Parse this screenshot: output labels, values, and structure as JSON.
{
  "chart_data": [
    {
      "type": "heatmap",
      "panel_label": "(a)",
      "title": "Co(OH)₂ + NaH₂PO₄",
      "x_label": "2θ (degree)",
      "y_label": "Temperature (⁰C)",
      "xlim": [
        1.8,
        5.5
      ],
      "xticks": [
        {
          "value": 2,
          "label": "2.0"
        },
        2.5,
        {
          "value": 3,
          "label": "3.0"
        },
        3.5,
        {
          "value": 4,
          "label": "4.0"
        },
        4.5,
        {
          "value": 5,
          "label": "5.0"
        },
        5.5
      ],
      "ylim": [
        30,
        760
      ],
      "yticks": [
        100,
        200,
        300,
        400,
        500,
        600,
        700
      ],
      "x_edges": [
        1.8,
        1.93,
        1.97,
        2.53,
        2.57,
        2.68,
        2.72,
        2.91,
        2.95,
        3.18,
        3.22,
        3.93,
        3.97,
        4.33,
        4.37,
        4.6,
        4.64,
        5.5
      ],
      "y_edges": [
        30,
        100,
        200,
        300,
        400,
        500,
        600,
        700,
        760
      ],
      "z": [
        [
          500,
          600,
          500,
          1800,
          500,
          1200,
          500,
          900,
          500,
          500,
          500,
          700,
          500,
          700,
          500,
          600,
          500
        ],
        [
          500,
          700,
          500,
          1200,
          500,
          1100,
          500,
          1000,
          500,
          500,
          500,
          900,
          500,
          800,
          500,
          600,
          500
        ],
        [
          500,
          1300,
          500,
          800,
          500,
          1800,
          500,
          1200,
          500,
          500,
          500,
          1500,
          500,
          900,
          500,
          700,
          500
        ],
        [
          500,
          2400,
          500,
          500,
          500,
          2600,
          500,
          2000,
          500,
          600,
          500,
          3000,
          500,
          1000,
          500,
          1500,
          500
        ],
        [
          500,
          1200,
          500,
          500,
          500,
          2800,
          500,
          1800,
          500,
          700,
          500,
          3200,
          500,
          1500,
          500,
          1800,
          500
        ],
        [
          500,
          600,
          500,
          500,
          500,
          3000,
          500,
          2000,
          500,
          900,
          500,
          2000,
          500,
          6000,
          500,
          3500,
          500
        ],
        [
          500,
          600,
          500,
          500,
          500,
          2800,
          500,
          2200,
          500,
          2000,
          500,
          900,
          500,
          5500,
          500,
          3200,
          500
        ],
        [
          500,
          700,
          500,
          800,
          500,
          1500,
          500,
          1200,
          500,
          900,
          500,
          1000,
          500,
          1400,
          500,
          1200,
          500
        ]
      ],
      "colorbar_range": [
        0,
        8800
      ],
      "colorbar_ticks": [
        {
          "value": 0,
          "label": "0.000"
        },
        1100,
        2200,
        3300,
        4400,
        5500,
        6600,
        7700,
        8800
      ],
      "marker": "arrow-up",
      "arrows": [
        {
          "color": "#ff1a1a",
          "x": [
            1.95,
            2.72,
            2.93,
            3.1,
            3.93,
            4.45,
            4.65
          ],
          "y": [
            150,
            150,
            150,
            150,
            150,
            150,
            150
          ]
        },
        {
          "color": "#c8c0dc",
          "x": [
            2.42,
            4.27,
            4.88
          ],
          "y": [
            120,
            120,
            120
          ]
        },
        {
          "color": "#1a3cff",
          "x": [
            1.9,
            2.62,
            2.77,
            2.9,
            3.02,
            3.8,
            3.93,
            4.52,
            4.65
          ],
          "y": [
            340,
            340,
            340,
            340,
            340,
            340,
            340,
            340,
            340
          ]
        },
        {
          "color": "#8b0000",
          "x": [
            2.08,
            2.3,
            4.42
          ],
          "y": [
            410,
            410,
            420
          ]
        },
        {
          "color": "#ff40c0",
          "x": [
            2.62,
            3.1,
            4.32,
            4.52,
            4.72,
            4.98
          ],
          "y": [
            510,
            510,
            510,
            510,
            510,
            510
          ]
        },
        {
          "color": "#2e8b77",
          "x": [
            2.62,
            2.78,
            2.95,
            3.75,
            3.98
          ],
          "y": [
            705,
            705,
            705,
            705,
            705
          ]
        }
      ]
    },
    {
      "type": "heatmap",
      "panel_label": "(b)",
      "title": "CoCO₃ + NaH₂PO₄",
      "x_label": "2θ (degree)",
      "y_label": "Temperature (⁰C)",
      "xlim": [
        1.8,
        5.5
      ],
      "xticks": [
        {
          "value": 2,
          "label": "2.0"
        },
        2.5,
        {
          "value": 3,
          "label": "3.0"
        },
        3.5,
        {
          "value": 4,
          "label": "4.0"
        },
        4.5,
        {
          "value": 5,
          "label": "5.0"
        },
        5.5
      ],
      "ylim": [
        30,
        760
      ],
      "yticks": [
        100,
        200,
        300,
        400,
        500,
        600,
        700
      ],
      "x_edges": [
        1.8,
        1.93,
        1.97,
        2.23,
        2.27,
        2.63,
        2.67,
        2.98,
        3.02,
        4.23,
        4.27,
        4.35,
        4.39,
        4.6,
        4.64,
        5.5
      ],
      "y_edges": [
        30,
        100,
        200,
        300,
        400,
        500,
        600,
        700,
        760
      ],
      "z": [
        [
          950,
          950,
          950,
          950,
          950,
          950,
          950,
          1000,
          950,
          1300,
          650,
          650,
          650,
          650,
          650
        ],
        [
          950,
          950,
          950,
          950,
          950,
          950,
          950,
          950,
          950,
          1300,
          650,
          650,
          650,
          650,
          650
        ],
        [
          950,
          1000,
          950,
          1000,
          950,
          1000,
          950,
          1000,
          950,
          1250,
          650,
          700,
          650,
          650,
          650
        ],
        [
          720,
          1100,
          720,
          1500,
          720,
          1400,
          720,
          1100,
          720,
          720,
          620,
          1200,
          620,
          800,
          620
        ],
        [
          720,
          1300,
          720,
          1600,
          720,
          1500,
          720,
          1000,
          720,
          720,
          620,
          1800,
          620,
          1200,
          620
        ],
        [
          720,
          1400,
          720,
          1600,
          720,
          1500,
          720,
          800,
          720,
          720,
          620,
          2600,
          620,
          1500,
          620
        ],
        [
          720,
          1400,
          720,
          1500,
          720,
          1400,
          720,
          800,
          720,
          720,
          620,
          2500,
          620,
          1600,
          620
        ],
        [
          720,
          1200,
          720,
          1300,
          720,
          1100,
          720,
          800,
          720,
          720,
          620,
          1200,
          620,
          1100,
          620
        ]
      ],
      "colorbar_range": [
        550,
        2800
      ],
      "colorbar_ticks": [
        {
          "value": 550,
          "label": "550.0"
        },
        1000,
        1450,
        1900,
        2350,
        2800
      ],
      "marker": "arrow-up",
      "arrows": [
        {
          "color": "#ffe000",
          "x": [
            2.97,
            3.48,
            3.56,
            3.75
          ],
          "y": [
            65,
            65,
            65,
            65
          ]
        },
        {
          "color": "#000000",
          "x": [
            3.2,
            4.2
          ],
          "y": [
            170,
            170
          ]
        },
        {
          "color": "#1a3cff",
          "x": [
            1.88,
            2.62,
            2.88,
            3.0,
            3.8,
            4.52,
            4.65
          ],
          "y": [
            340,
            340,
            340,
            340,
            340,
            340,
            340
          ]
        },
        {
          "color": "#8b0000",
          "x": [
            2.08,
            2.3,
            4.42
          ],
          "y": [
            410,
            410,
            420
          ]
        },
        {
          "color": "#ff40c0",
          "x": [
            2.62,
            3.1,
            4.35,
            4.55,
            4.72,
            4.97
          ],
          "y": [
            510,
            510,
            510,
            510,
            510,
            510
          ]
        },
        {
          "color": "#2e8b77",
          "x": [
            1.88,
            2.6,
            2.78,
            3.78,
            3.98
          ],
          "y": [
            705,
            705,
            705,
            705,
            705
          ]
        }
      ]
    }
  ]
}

--------

*Stated goal*. Reproduce the full listing word for word.

*Expected answer*.
Parse this screenshot: output labels, values, and structure as JSON.
{
  "chart_data": [
    {
      "type": "heatmap",
      "panel_label": "(a)",
      "title": "Co(OH)₂ + NaH₂PO₄",
      "x_label": "2θ (degree)",
      "y_label": "Temperature (⁰C)",
      "xlim": [
        1.8,
        5.5
      ],
      "xticks": [
        {
          "value": 2,
          "label": "2.0"
        },
        2.5,
        {
          "value": 3,
          "label": "3.0"
        },
        3.5,
        {
          "value": 4,
          "label": "4.0"
        },
        4.5,
        {
          "value": 5,
          "label": "5.0"
        },
        5.5
      ],
      "ylim": [
        30,
        760
      ],
      "yticks": [
        100,
        200,
        300,
        400,
        500,
        600,
        700
      ],
      "x_edges": [
        1.8,
        1.93,
        1.97,
        2.53,
        2.57,
        2.68,
        2.72,
        2.91,
        2.95,
        3.18,
        3.22,
        3.93,
        3.97,
        4.33,
        4.37,
        4.6,
        4.64,
        5.5
      ],
      "y_edges": [
        30,
        100,
        200,
        300,
        400,
        500,
        600,
        700,
        760
      ],
      "z": [
        [
          500,
          600,
          500,
          1800,
          500,
          1200,
          500,
          900,
          500,
          500,
          500,
          700,
          500,
          700,
          500,
          600,
          500
        ],
        [
          500,
          700,
          500,
          1200,
          500,
          1100,
          500,
          1000,
          500,
          500,
          500,
          900,
          500,
          800,
          500,
          600,
          500
        ],
        [
          500,
          1300,
          500,
          800,
          500,
          1800,
          500,
          1200,
          500,
          500,
          500,
          1500,
          500,
          900,
          500,
          700,
          500
        ],
        [
          500,
          2400,
          500,
          500,
          500,
          2600,
          500,
          2000,
          500,
          600,
          500,
          3000,
          500,
          1000,
          500,
          1500,
          500
        ],
        [
          500,
          1200,
          500,
          500,
          500,
          2800,
          500,
          1800,
          500,
          700,
          500,
          3200,
          500,
          1500,
          500,
          1800,
          500
        ],
        [
          500,
          600,
          500,
          500,
          500,
          3000,
          500,
          2000,
          500,
          900,
          500,
          2000,
          500,
          6000,
          500,
          3500,
          500
        ],
        [
          500,
          600,
          500,
          500,
          500,
          2800,
          500,
          2200,
          500,
          2000,
          500,
          900,
          500,
          5500,
          500,
          3200,
          500
        ],
        [
          500,
          700,
          500,
          800,
          500,
          1500,
          500,
          1200,
          500,
          900,
          500,
          1000,
          500,
          1400,
          500,
          1200,
          500
        ]
      ],
      "colorbar_range": [
        0,
        8800
      ],
      "colorbar_ticks": [
        {
          "value": 0,
          "label": "0.000"
        },
        1100,
        2200,
        3300,
        4400,
        5500,
        6600,
        7700,
        8800
      ],
      "marker": "arrow-up",
      "arrows": [
        {
          "color": "#ff1a1a",
          "x": [
            1.95,
            2.72,
            2.93,
            3.1,
            3.93,
            4.45,
            4.65
          ],
          "y": [
            150,
            150,
            150,
            150,
            150,
            150,
            150
          ]
        },
        {
          "color": "#c8c0dc",
          "x": [
            2.42,
            4.27,
            4.88
          ],
          "y": [
            120,
            120,
            120
          ]
        },
        {
          "color": "#1a3cff",
          "x": [
            1.9,
            2.62,
            2.77,
            2.9,
            3.02,
            3.8,
            3.93,
            4.52,
            4.65
          ],
          "y": [
            340,
            340,
            340,
            340,
            340,
            340,
            340,
            340,
            340
          ]
        },
        {
          "color": "#8b0000",
          "x": [
            2.08,
            2.3,
            4.42
          ],
          "y": [
            410,
            410,
            420
          ]
        },
        {
          "color": "#ff40c0",
          "x": [
            2.62,
            3.1,
            4.32,
            4.52,
            4.72,
            4.98
          ],
          "y": [
            510,
            510,
            510,
            510,
            510,
            510
          ]
        },
        {
          "color": "#2e8b77",
          "x": [
            2.62,
            2.78,
            2.95,
            3.75,
            3.98
          ],
          "y": [
            705,
            705,
            705,
            705,
            705
          ]
        }
      ]
    },
    {
      "type": "heatmap",
      "panel_label": "(b)",
      "title": "CoCO₃ + NaH₂PO₄",
      "x_label": "2θ (degree)",
      "y_label": "Temperature (⁰C)",
      "xlim": [
        1.8,
        5.5
      ],
      "xticks": [
        {
          "value": 2,
          "label": "2.0"
        },
        2.5,
        {
          "value": 3,
          "label": "3.0"
        },
        3.5,
        {
          "value": 4,
          "label": "4.0"
        },
        4.5,
        {
          "value": 5,
          "label": "5.0"
        },
        5.5
      ],
      "ylim": [
        30,
        760
      ],
      "yticks": [
        100,
        200,
        300,
        400,
        500,
        600,
        700
      ],
      "x_edges": [
        1.8,
        1.93,
        1.97,
        2.23,
        2.27,
        2.63,
        2.67,
        2.98,
        3.02,
        4.23,
        4.27,
        4.35,
        4.39,
        4.6,
        4.64,
        5.5
      ],
      "y_edges": [
        30,
        100,
        200,
        300,
        400,
        500,
        600,
        700,
        760
      ],
      "z": [
        [
          950,
          950,
          950,
          950,
          950,
          950,
          950,
          1000,
          950,
          1300,
          650,
          650,
          650,
          650,
          650
        ],
        [
          950,
          950,
          950,
          950,
          950,
          950,
          950,
          950,
          950,
          1300,
          650,
          650,
          650,
          650,
          650
        ],
        [
          950,
          1000,
          950,
          1000,
          950,
          1000,
          950,
          1000,
          950,
          1250,
          650,
          700,
          650,
          650,
          650
        ],
        [
          720,
          1100,
          720,
          1500,
          720,
          1400,
          720,
          1100,
          720,
          720,
          620,
          1200,
          620,
          800,
          620
        ],
        [
          720,
          1300,
          720,
          1600,
          720,
          1500,
          720,
          1000,
          720,
          720,
          620,
          1800,
          620,
          1200,
          620
        ],
        [
          720,
          1400,
          720,
          1600,
          720,
          1500,
          720,
          800,
          720,
          720,
          620,
          2600,
          620,
          1500,
          620
        ],
        [
          720,
          1400,
          720,
          1500,
          720,
          1400,
          720,
          800,
          720,
          720,
          620,
          2500,
          620,
          1600,
          620
        ],
        [
          720,
          1200,
          720,
          1300,
          720,
          1100,
          720,
          800,
          720,
          720,
          620,
          1200,
          620,
          1100,
          620
        ]
      ],
      "colorbar_range": [
        550,
        2800
      ],
      "colorbar_ticks": [
        {
          "value": 550,
          "label": "550.0"
        },
        1000,
        1450,
        1900,
        2350,
        2800
      ],
      "marker": "arrow-up",
      "arrows": [
        {
          "color": "#ffe000",
          "x": [
            2.97,
            3.48,
            3.56,
            3.75
          ],
          "y": [
            65,
            65,
            65,
            65
          ]
        },
        {
          "color": "#000000",
          "x": [
            3.2,
            4.2
          ],
          "y": [
            170,
            170
          ]
        },
        {
          "color": "#1a3cff",
          "x": [
            1.88,
            2.62,
            2.88,
            3.0,
            3.8,
            4.52,
            4.65
          ],
          "y": [
            340,
            340,
            340,
            340,
            340,
            340,
            340
          ]
        },
        {
          "color": "#8b0000",
          "x": [
            2.08,
            2.3,
            4.42
          ],
          "y": [
            410,
            410,
            420
          ]
        },
        {
          "color": "#ff40c0",
          "x": [
            2.62,
            3.1,
            4.35,
            4.55,
            4.72,
            4.97
          ],
          "y": [
            510,
            510,
            510,
            510,
            510,
            510
          ]
        },
        {
          "color": "#2e8b77",
          "x": [
            1.88,
            2.6,
            2.78,
            3.78,
            3.98
          ],
          "y": [
            705,
            705,
            705,
            705,
            705
          ]
        }
      ]
    }
  ]
}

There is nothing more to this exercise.